REQUIRED WORK: Give back the full listing verbatim, apart from its images.

---------- RECORDS FOR THIS TASK

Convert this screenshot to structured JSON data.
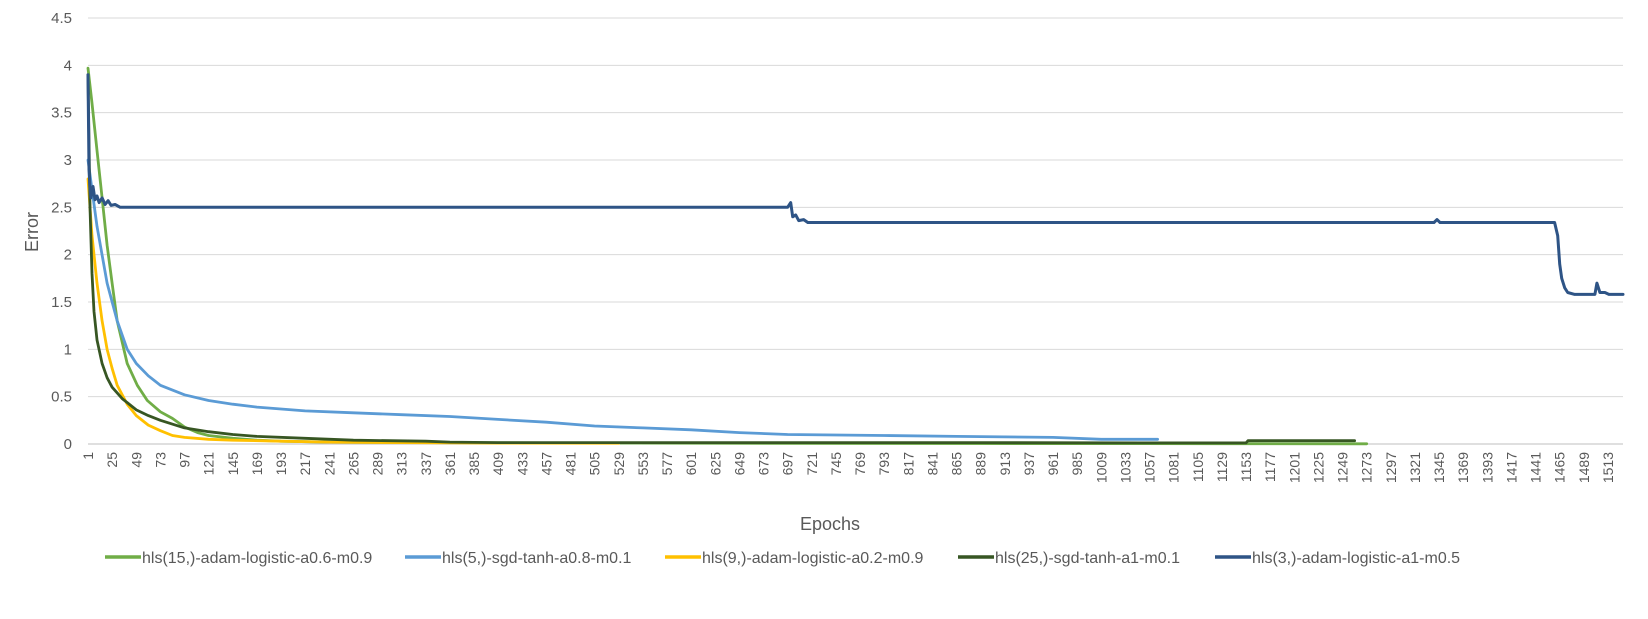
{
  "chart_data": {
    "type": "line",
    "title": "",
    "xlabel": "Epochs",
    "ylabel": "Error",
    "xlim": [
      1,
      1528
    ],
    "ylim": [
      0,
      4.5
    ],
    "yticks": [
      "0",
      "0.5",
      "1",
      "1.5",
      "2",
      "2.5",
      "3",
      "3.5",
      "4",
      "4.5"
    ],
    "xtick_start": 1,
    "xtick_step": 24,
    "xtick_count": 64,
    "grid": true,
    "legend": "bottom",
    "series": [
      {
        "name": "hls(15,)-adam-logistic-a0.6-m0.9",
        "color": "#70ad47",
        "points": [
          [
            1,
            3.97
          ],
          [
            5,
            3.6
          ],
          [
            10,
            3.1
          ],
          [
            15,
            2.6
          ],
          [
            20,
            2.1
          ],
          [
            25,
            1.7
          ],
          [
            30,
            1.3
          ],
          [
            40,
            0.85
          ],
          [
            50,
            0.62
          ],
          [
            60,
            0.46
          ],
          [
            73,
            0.34
          ],
          [
            85,
            0.27
          ],
          [
            97,
            0.18
          ],
          [
            110,
            0.12
          ],
          [
            121,
            0.09
          ],
          [
            145,
            0.06
          ],
          [
            169,
            0.04
          ],
          [
            193,
            0.03
          ],
          [
            241,
            0.02
          ],
          [
            337,
            0.015
          ],
          [
            529,
            0.01
          ],
          [
            793,
            0.005
          ],
          [
            1129,
            0.003
          ],
          [
            1273,
            0.002
          ]
        ]
      },
      {
        "name": "hls(5,)-sgd-tanh-a0.8-m0.1",
        "color": "#5b9bd5",
        "points": [
          [
            1,
            3.0
          ],
          [
            10,
            2.3
          ],
          [
            20,
            1.7
          ],
          [
            30,
            1.3
          ],
          [
            40,
            1.0
          ],
          [
            49,
            0.85
          ],
          [
            61,
            0.72
          ],
          [
            73,
            0.62
          ],
          [
            97,
            0.52
          ],
          [
            121,
            0.46
          ],
          [
            145,
            0.42
          ],
          [
            169,
            0.39
          ],
          [
            193,
            0.37
          ],
          [
            217,
            0.35
          ],
          [
            265,
            0.33
          ],
          [
            313,
            0.31
          ],
          [
            361,
            0.29
          ],
          [
            409,
            0.26
          ],
          [
            457,
            0.23
          ],
          [
            505,
            0.19
          ],
          [
            553,
            0.17
          ],
          [
            601,
            0.15
          ],
          [
            649,
            0.12
          ],
          [
            697,
            0.1
          ],
          [
            793,
            0.09
          ],
          [
            865,
            0.08
          ],
          [
            961,
            0.07
          ],
          [
            1009,
            0.05
          ],
          [
            1065,
            0.05
          ]
        ]
      },
      {
        "name": "hls(9,)-adam-logistic-a0.2-m0.9",
        "color": "#ffc000",
        "points": [
          [
            1,
            2.8
          ],
          [
            5,
            2.2
          ],
          [
            10,
            1.7
          ],
          [
            15,
            1.3
          ],
          [
            20,
            1.0
          ],
          [
            25,
            0.8
          ],
          [
            30,
            0.62
          ],
          [
            40,
            0.42
          ],
          [
            49,
            0.3
          ],
          [
            61,
            0.2
          ],
          [
            73,
            0.14
          ],
          [
            85,
            0.09
          ],
          [
            97,
            0.07
          ],
          [
            121,
            0.05
          ],
          [
            145,
            0.04
          ],
          [
            193,
            0.03
          ],
          [
            241,
            0.02
          ],
          [
            313,
            0.015
          ],
          [
            409,
            0.01
          ],
          [
            529,
            0.008
          ]
        ]
      },
      {
        "name": "hls(25,)-sgd-tanh-a1-m0.1",
        "color": "#375623",
        "points": [
          [
            1,
            3.9
          ],
          [
            3,
            2.5
          ],
          [
            5,
            1.8
          ],
          [
            7,
            1.4
          ],
          [
            10,
            1.1
          ],
          [
            15,
            0.85
          ],
          [
            20,
            0.7
          ],
          [
            25,
            0.6
          ],
          [
            35,
            0.48
          ],
          [
            49,
            0.36
          ],
          [
            61,
            0.3
          ],
          [
            73,
            0.25
          ],
          [
            97,
            0.17
          ],
          [
            121,
            0.13
          ],
          [
            145,
            0.1
          ],
          [
            169,
            0.08
          ],
          [
            217,
            0.06
          ],
          [
            265,
            0.04
          ],
          [
            337,
            0.03
          ],
          [
            361,
            0.02
          ],
          [
            409,
            0.015
          ],
          [
            529,
            0.015
          ],
          [
            697,
            0.015
          ],
          [
            889,
            0.015
          ],
          [
            1057,
            0.012
          ],
          [
            1153,
            0.012
          ],
          [
            1155,
            0.035
          ],
          [
            1261,
            0.035
          ]
        ]
      },
      {
        "name": "hls(3,)-adam-logistic-a1-m0.5",
        "color": "#2e5486",
        "points": [
          [
            1,
            3.9
          ],
          [
            2,
            2.9
          ],
          [
            3,
            2.7
          ],
          [
            4,
            2.6
          ],
          [
            6,
            2.72
          ],
          [
            8,
            2.58
          ],
          [
            10,
            2.62
          ],
          [
            12,
            2.55
          ],
          [
            15,
            2.6
          ],
          [
            18,
            2.53
          ],
          [
            21,
            2.57
          ],
          [
            24,
            2.52
          ],
          [
            28,
            2.53
          ],
          [
            33,
            2.5
          ],
          [
            40,
            2.5
          ],
          [
            200,
            2.5
          ],
          [
            400,
            2.5
          ],
          [
            600,
            2.5
          ],
          [
            697,
            2.5
          ],
          [
            700,
            2.55
          ],
          [
            702,
            2.4
          ],
          [
            705,
            2.42
          ],
          [
            708,
            2.36
          ],
          [
            713,
            2.37
          ],
          [
            717,
            2.34
          ],
          [
            900,
            2.34
          ],
          [
            1100,
            2.34
          ],
          [
            1340,
            2.34
          ],
          [
            1343,
            2.37
          ],
          [
            1346,
            2.34
          ],
          [
            1460,
            2.34
          ],
          [
            1463,
            2.2
          ],
          [
            1465,
            1.9
          ],
          [
            1467,
            1.75
          ],
          [
            1470,
            1.65
          ],
          [
            1473,
            1.6
          ],
          [
            1480,
            1.58
          ],
          [
            1500,
            1.58
          ],
          [
            1502,
            1.7
          ],
          [
            1505,
            1.6
          ],
          [
            1510,
            1.6
          ],
          [
            1514,
            1.58
          ],
          [
            1528,
            1.58
          ]
        ]
      }
    ]
  }
}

--------------------

RESULT FOR THIS EXERCISE:
Convert this screenshot to structured JSON data.
{
  "chart_data": {
    "type": "line",
    "title": "",
    "xlabel": "Epochs",
    "ylabel": "Error",
    "xlim": [
      1,
      1528
    ],
    "ylim": [
      0,
      4.5
    ],
    "yticks": [
      "0",
      "0.5",
      "1",
      "1.5",
      "2",
      "2.5",
      "3",
      "3.5",
      "4",
      "4.5"
    ],
    "xtick_start": 1,
    "xtick_step": 24,
    "xtick_count": 64,
    "grid": true,
    "legend": "bottom",
    "series": [
      {
        "name": "hls(15,)-adam-logistic-a0.6-m0.9",
        "color": "#70ad47",
        "points": [
          [
            1,
            3.97
          ],
          [
            5,
            3.6
          ],
          [
            10,
            3.1
          ],
          [
            15,
            2.6
          ],
          [
            20,
            2.1
          ],
          [
            25,
            1.7
          ],
          [
            30,
            1.3
          ],
          [
            40,
            0.85
          ],
          [
            50,
            0.62
          ],
          [
            60,
            0.46
          ],
          [
            73,
            0.34
          ],
          [
            85,
            0.27
          ],
          [
            97,
            0.18
          ],
          [
            110,
            0.12
          ],
          [
            121,
            0.09
          ],
          [
            145,
            0.06
          ],
          [
            169,
            0.04
          ],
          [
            193,
            0.03
          ],
          [
            241,
            0.02
          ],
          [
            337,
            0.015
          ],
          [
            529,
            0.01
          ],
          [
            793,
            0.005
          ],
          [
            1129,
            0.003
          ],
          [
            1273,
            0.002
          ]
        ]
      },
      {
        "name": "hls(5,)-sgd-tanh-a0.8-m0.1",
        "color": "#5b9bd5",
        "points": [
          [
            1,
            3.0
          ],
          [
            10,
            2.3
          ],
          [
            20,
            1.7
          ],
          [
            30,
            1.3
          ],
          [
            40,
            1.0
          ],
          [
            49,
            0.85
          ],
          [
            61,
            0.72
          ],
          [
            73,
            0.62
          ],
          [
            97,
            0.52
          ],
          [
            121,
            0.46
          ],
          [
            145,
            0.42
          ],
          [
            169,
            0.39
          ],
          [
            193,
            0.37
          ],
          [
            217,
            0.35
          ],
          [
            265,
            0.33
          ],
          [
            313,
            0.31
          ],
          [
            361,
            0.29
          ],
          [
            409,
            0.26
          ],
          [
            457,
            0.23
          ],
          [
            505,
            0.19
          ],
          [
            553,
            0.17
          ],
          [
            601,
            0.15
          ],
          [
            649,
            0.12
          ],
          [
            697,
            0.1
          ],
          [
            793,
            0.09
          ],
          [
            865,
            0.08
          ],
          [
            961,
            0.07
          ],
          [
            1009,
            0.05
          ],
          [
            1065,
            0.05
          ]
        ]
      },
      {
        "name": "hls(9,)-adam-logistic-a0.2-m0.9",
        "color": "#ffc000",
        "points": [
          [
            1,
            2.8
          ],
          [
            5,
            2.2
          ],
          [
            10,
            1.7
          ],
          [
            15,
            1.3
          ],
          [
            20,
            1.0
          ],
          [
            25,
            0.8
          ],
          [
            30,
            0.62
          ],
          [
            40,
            0.42
          ],
          [
            49,
            0.3
          ],
          [
            61,
            0.2
          ],
          [
            73,
            0.14
          ],
          [
            85,
            0.09
          ],
          [
            97,
            0.07
          ],
          [
            121,
            0.05
          ],
          [
            145,
            0.04
          ],
          [
            193,
            0.03
          ],
          [
            241,
            0.02
          ],
          [
            313,
            0.015
          ],
          [
            409,
            0.01
          ],
          [
            529,
            0.008
          ]
        ]
      },
      {
        "name": "hls(25,)-sgd-tanh-a1-m0.1",
        "color": "#375623",
        "points": [
          [
            1,
            3.9
          ],
          [
            3,
            2.5
          ],
          [
            5,
            1.8
          ],
          [
            7,
            1.4
          ],
          [
            10,
            1.1
          ],
          [
            15,
            0.85
          ],
          [
            20,
            0.7
          ],
          [
            25,
            0.6
          ],
          [
            35,
            0.48
          ],
          [
            49,
            0.36
          ],
          [
            61,
            0.3
          ],
          [
            73,
            0.25
          ],
          [
            97,
            0.17
          ],
          [
            121,
            0.13
          ],
          [
            145,
            0.1
          ],
          [
            169,
            0.08
          ],
          [
            217,
            0.06
          ],
          [
            265,
            0.04
          ],
          [
            337,
            0.03
          ],
          [
            361,
            0.02
          ],
          [
            409,
            0.015
          ],
          [
            529,
            0.015
          ],
          [
            697,
            0.015
          ],
          [
            889,
            0.015
          ],
          [
            1057,
            0.012
          ],
          [
            1153,
            0.012
          ],
          [
            1155,
            0.035
          ],
          [
            1261,
            0.035
          ]
        ]
      },
      {
        "name": "hls(3,)-adam-logistic-a1-m0.5",
        "color": "#2e5486",
        "points": [
          [
            1,
            3.9
          ],
          [
            2,
            2.9
          ],
          [
            3,
            2.7
          ],
          [
            4,
            2.6
          ],
          [
            6,
            2.72
          ],
          [
            8,
            2.58
          ],
          [
            10,
            2.62
          ],
          [
            12,
            2.55
          ],
          [
            15,
            2.6
          ],
          [
            18,
            2.53
          ],
          [
            21,
            2.57
          ],
          [
            24,
            2.52
          ],
          [
            28,
            2.53
          ],
          [
            33,
            2.5
          ],
          [
            40,
            2.5
          ],
          [
            200,
            2.5
          ],
          [
            400,
            2.5
          ],
          [
            600,
            2.5
          ],
          [
            697,
            2.5
          ],
          [
            700,
            2.55
          ],
          [
            702,
            2.4
          ],
          [
            705,
            2.42
          ],
          [
            708,
            2.36
          ],
          [
            713,
            2.37
          ],
          [
            717,
            2.34
          ],
          [
            900,
            2.34
          ],
          [
            1100,
            2.34
          ],
          [
            1340,
            2.34
          ],
          [
            1343,
            2.37
          ],
          [
            1346,
            2.34
          ],
          [
            1460,
            2.34
          ],
          [
            1463,
            2.2
          ],
          [
            1465,
            1.9
          ],
          [
            1467,
            1.75
          ],
          [
            1470,
            1.65
          ],
          [
            1473,
            1.6
          ],
          [
            1480,
            1.58
          ],
          [
            1500,
            1.58
          ],
          [
            1502,
            1.7
          ],
          [
            1505,
            1.6
          ],
          [
            1510,
            1.6
          ],
          [
            1514,
            1.58
          ],
          [
            1528,
            1.58
          ]
        ]
      }
    ]
  }
}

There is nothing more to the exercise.